**What the exercise asks:** Repeat the entries below exactly as they appear, with no pictures.

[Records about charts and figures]
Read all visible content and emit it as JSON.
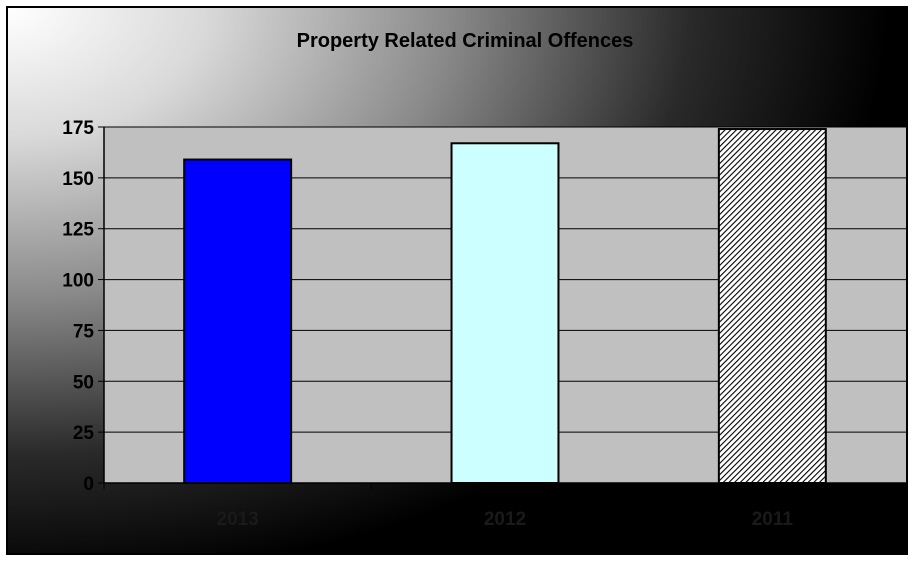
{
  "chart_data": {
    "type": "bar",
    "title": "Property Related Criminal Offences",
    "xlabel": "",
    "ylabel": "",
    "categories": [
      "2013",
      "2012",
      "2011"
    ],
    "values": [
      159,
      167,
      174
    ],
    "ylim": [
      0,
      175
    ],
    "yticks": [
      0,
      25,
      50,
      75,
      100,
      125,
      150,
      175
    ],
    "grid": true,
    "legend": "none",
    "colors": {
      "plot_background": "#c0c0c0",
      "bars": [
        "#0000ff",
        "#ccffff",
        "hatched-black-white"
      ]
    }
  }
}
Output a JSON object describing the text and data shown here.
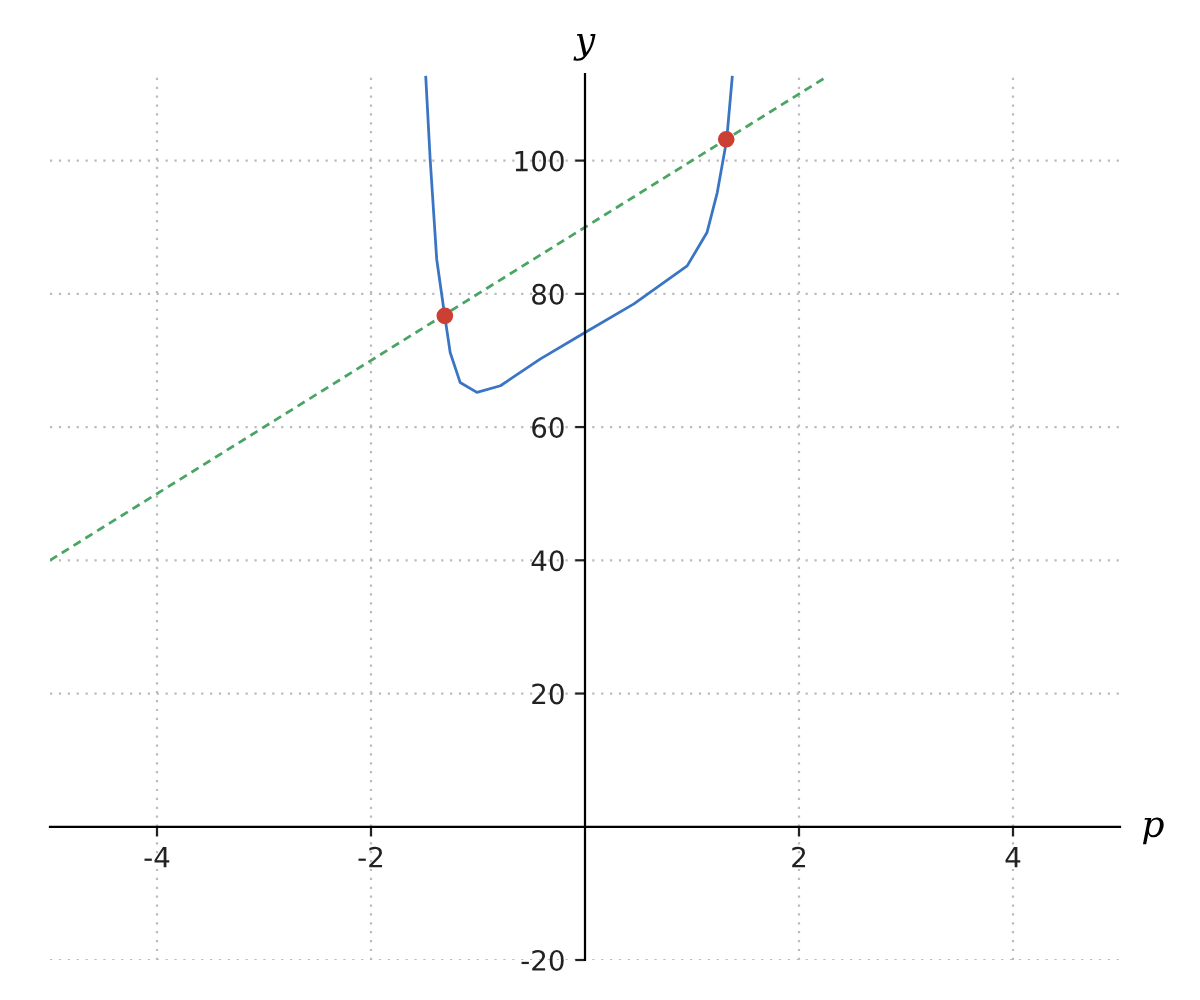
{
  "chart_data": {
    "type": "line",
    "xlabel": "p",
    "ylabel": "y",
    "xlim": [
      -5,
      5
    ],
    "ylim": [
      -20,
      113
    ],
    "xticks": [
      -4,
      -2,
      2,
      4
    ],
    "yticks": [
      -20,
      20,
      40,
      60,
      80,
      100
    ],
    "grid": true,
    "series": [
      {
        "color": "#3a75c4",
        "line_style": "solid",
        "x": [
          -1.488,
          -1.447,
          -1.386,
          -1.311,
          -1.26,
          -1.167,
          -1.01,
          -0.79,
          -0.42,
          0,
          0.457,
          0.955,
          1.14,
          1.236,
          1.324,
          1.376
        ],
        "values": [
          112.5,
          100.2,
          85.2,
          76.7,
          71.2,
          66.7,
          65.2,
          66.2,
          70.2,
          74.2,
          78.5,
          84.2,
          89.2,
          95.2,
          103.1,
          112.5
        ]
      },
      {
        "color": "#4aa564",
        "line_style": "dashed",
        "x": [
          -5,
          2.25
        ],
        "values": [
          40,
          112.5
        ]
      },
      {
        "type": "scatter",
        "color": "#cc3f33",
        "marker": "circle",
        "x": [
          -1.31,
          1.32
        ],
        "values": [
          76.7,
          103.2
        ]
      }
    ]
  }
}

**Task response:**
Read all visible content and emit it as JSON.
{
  "chart_data": {
    "type": "bar",
    "title": "Property Related Criminal Offences",
    "xlabel": "",
    "ylabel": "",
    "categories": [
      "2013",
      "2012",
      "2011"
    ],
    "values": [
      159,
      167,
      174
    ],
    "ylim": [
      0,
      175
    ],
    "yticks": [
      0,
      25,
      50,
      75,
      100,
      125,
      150,
      175
    ],
    "grid": true,
    "legend": "none",
    "colors": {
      "plot_background": "#c0c0c0",
      "bars": [
        "#0000ff",
        "#ccffff",
        "hatched-black-white"
      ]
    }
  }
}
Output a JSON object describing the text and data shown here.
{
  "chart_data": {
    "type": "line",
    "xlabel": "p",
    "ylabel": "y",
    "xlim": [
      -5,
      5
    ],
    "ylim": [
      -20,
      113
    ],
    "xticks": [
      -4,
      -2,
      2,
      4
    ],
    "yticks": [
      -20,
      20,
      40,
      60,
      80,
      100
    ],
    "grid": true,
    "series": [
      {
        "color": "#3a75c4",
        "line_style": "solid",
        "x": [
          -1.488,
          -1.447,
          -1.386,
          -1.311,
          -1.26,
          -1.167,
          -1.01,
          -0.79,
          -0.42,
          0,
          0.457,
          0.955,
          1.14,
          1.236,
          1.324,
          1.376
        ],
        "values": [
          112.5,
          100.2,
          85.2,
          76.7,
          71.2,
          66.7,
          65.2,
          66.2,
          70.2,
          74.2,
          78.5,
          84.2,
          89.2,
          95.2,
          103.1,
          112.5
        ]
      },
      {
        "color": "#4aa564",
        "line_style": "dashed",
        "x": [
          -5,
          2.25
        ],
        "values": [
          40,
          112.5
        ]
      },
      {
        "type": "scatter",
        "color": "#cc3f33",
        "marker": "circle",
        "x": [
          -1.31,
          1.32
        ],
        "values": [
          76.7,
          103.2
        ]
      }
    ]
  }
}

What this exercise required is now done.